__What is asked__
Among the records below, find each line that includes the string "streams" and copy it.

__Task material__
·····

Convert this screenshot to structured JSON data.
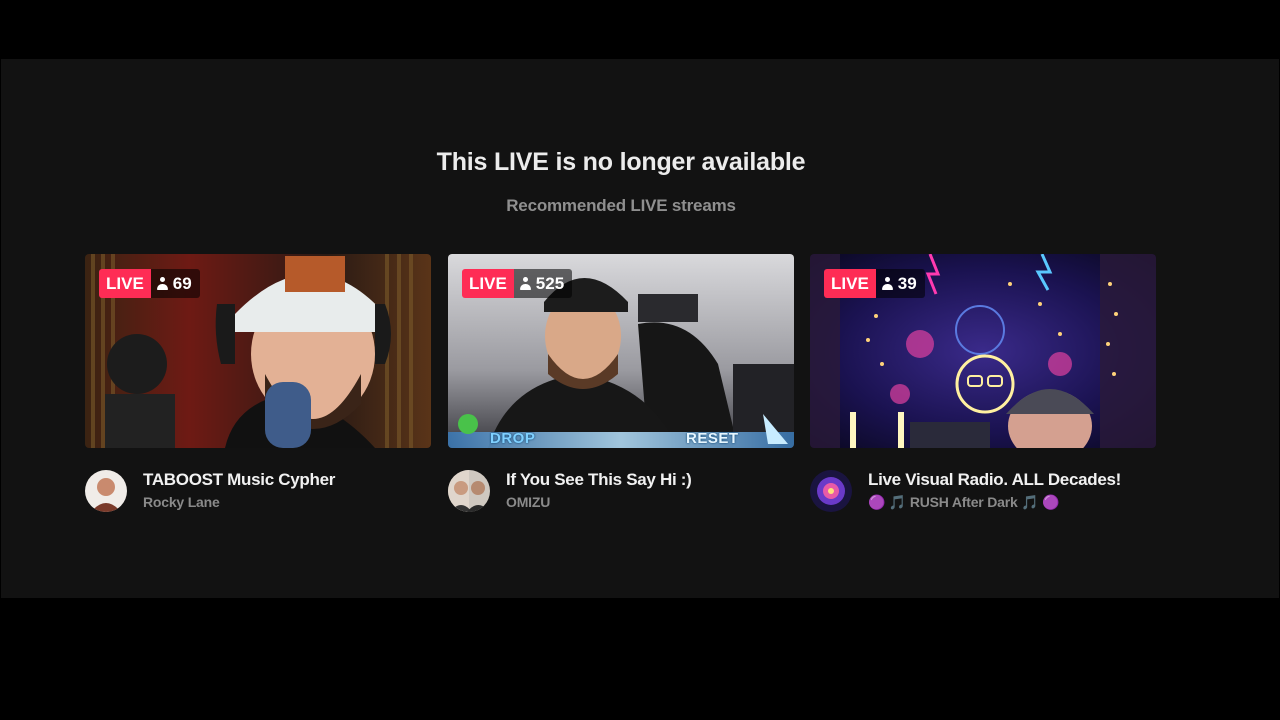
{
  "page": {
    "title": "This LIVE is no longer available",
    "subtitle": "Recommended LIVE streams"
  },
  "streams": [
    {
      "live_label": "LIVE",
      "viewers": "69",
      "title": "TABOOST Music Cypher",
      "channel": "Rocky Lane"
    },
    {
      "live_label": "LIVE",
      "viewers": "525",
      "title": "If You See This Say Hi :)",
      "channel": "OMIZU",
      "overlay": {
        "left": "DROP",
        "right": "RESET"
      }
    },
    {
      "live_label": "LIVE",
      "viewers": "39",
      "title": "Live Visual Radio. ALL Decades!",
      "channel": "🟣 🎵 RUSH After Dark 🎵 🟣"
    }
  ],
  "colors": {
    "live_badge": "#fe2c55",
    "panel_bg": "#121212",
    "page_bg": "#000000"
  },
  "icons": {
    "viewer": "person-icon"
  }
}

·····

__Response to this task__
    "subtitle": "Recommended LIVE streams"
  "streams": [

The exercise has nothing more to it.